Figure data in JSON:
══════════════════════════════

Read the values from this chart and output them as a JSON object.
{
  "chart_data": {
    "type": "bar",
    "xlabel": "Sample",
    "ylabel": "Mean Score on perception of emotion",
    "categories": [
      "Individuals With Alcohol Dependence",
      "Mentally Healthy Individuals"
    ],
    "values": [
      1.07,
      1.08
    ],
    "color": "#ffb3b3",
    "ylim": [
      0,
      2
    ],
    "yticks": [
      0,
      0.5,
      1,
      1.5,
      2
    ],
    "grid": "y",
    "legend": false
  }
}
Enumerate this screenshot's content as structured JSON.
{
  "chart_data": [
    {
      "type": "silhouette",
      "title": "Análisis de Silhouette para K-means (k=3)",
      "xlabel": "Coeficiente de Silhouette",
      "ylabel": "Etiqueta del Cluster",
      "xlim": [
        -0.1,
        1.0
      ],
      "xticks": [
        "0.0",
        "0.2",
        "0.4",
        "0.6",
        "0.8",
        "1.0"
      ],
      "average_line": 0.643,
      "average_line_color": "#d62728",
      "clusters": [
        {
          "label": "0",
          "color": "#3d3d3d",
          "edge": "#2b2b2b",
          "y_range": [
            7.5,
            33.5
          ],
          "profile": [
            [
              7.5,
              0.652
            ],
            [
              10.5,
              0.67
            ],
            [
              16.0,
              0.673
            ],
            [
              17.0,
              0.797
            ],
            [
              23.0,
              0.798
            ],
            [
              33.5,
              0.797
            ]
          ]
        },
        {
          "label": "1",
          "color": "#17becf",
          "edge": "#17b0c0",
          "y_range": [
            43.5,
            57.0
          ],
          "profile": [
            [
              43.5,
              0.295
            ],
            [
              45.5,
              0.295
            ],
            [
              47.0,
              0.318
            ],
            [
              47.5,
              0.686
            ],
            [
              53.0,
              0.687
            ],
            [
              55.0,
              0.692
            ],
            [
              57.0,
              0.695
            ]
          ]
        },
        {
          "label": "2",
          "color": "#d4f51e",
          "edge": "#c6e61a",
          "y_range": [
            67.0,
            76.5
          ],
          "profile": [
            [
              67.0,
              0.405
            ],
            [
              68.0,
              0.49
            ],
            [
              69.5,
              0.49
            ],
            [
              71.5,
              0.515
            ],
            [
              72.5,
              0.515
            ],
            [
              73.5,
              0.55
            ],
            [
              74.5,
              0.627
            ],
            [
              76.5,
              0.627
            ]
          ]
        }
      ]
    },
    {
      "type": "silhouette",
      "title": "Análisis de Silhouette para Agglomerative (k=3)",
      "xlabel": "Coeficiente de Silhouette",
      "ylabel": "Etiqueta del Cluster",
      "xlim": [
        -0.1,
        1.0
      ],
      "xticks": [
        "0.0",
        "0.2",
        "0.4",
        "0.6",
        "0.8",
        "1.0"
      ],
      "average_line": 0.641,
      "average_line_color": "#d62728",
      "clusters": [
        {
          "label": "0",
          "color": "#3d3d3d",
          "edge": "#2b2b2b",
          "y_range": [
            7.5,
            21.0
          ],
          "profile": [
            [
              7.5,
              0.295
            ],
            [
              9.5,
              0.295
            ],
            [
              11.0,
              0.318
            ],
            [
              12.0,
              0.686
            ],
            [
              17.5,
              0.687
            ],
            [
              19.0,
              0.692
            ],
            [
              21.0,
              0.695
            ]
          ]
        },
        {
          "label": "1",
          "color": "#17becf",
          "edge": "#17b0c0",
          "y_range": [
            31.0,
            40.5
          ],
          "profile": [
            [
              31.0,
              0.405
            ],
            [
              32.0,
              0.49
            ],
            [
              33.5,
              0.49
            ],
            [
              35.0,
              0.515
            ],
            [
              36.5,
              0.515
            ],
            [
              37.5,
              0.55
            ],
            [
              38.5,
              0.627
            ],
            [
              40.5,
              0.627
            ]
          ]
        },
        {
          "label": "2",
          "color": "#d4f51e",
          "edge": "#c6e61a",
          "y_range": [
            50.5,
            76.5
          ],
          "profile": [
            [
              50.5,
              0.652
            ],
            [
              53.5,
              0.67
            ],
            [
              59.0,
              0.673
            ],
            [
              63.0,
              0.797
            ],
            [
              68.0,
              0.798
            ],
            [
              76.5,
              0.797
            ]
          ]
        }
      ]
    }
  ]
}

══════════════════════════════

§ **What you have to do**: Read through the lines above and collect those that contain the string "this".

§ **In response**:
Read the values from this chart and output them as a JSON object.
Enumerate this screenshot's content as structured JSON.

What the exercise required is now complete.